**The request:**
Images are not part of the copy; write out the rest of the data exactly as given.

[Data items]
◆ ◆ ◆ ◆ ◆
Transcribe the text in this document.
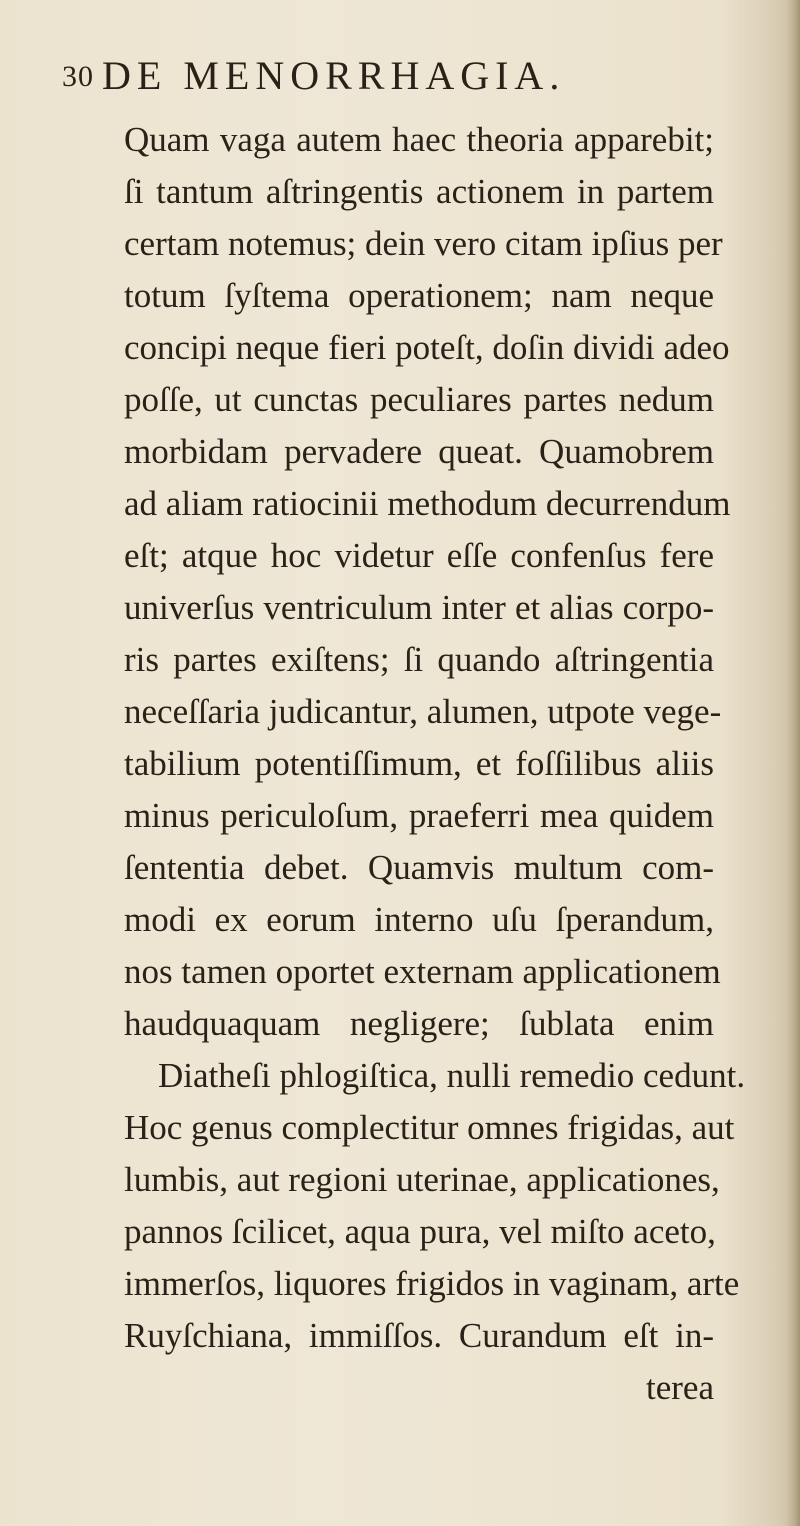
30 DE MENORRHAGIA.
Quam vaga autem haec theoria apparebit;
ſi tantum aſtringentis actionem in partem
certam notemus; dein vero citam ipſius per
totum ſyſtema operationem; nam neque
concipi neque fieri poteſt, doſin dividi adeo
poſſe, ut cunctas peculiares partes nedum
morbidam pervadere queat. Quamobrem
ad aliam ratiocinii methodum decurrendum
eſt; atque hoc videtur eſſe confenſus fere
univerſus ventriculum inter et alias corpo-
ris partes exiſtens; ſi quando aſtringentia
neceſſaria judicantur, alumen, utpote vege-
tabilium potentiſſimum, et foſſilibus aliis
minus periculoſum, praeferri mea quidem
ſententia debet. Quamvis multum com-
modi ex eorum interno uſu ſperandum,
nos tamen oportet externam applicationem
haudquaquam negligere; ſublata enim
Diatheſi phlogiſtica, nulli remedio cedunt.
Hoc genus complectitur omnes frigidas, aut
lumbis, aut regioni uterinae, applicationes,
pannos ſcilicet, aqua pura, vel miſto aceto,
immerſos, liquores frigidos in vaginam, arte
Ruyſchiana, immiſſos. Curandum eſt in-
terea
◆ ◆ ◆ ◆ ◆
**Correct answer:**
Transcribe the text in this document.
30 DE MENORRHAGIA.
Quam vaga autem haec theoria apparebit;
ſi tantum aſtringentis actionem in partem
certam notemus; dein vero citam ipſius per
totum ſyſtema operationem; nam neque
concipi neque fieri poteſt, doſin dividi adeo
poſſe, ut cunctas peculiares partes nedum
morbidam pervadere queat. Quamobrem
ad aliam ratiocinii methodum decurrendum
eſt; atque hoc videtur eſſe confenſus fere
univerſus ventriculum inter et alias corpo-
ris partes exiſtens; ſi quando aſtringentia
neceſſaria judicantur, alumen, utpote vege-
tabilium potentiſſimum, et foſſilibus aliis
minus periculoſum, praeferri mea quidem
ſententia debet. Quamvis multum com-
modi ex eorum interno uſu ſperandum,
nos tamen oportet externam applicationem
haudquaquam negligere; ſublata enim
Diatheſi phlogiſtica, nulli remedio cedunt.
Hoc genus complectitur omnes frigidas, aut
lumbis, aut regioni uterinae, applicationes,
pannos ſcilicet, aqua pura, vel miſto aceto,
immerſos, liquores frigidos in vaginam, arte
Ruyſchiana, immiſſos. Curandum eſt in-
terea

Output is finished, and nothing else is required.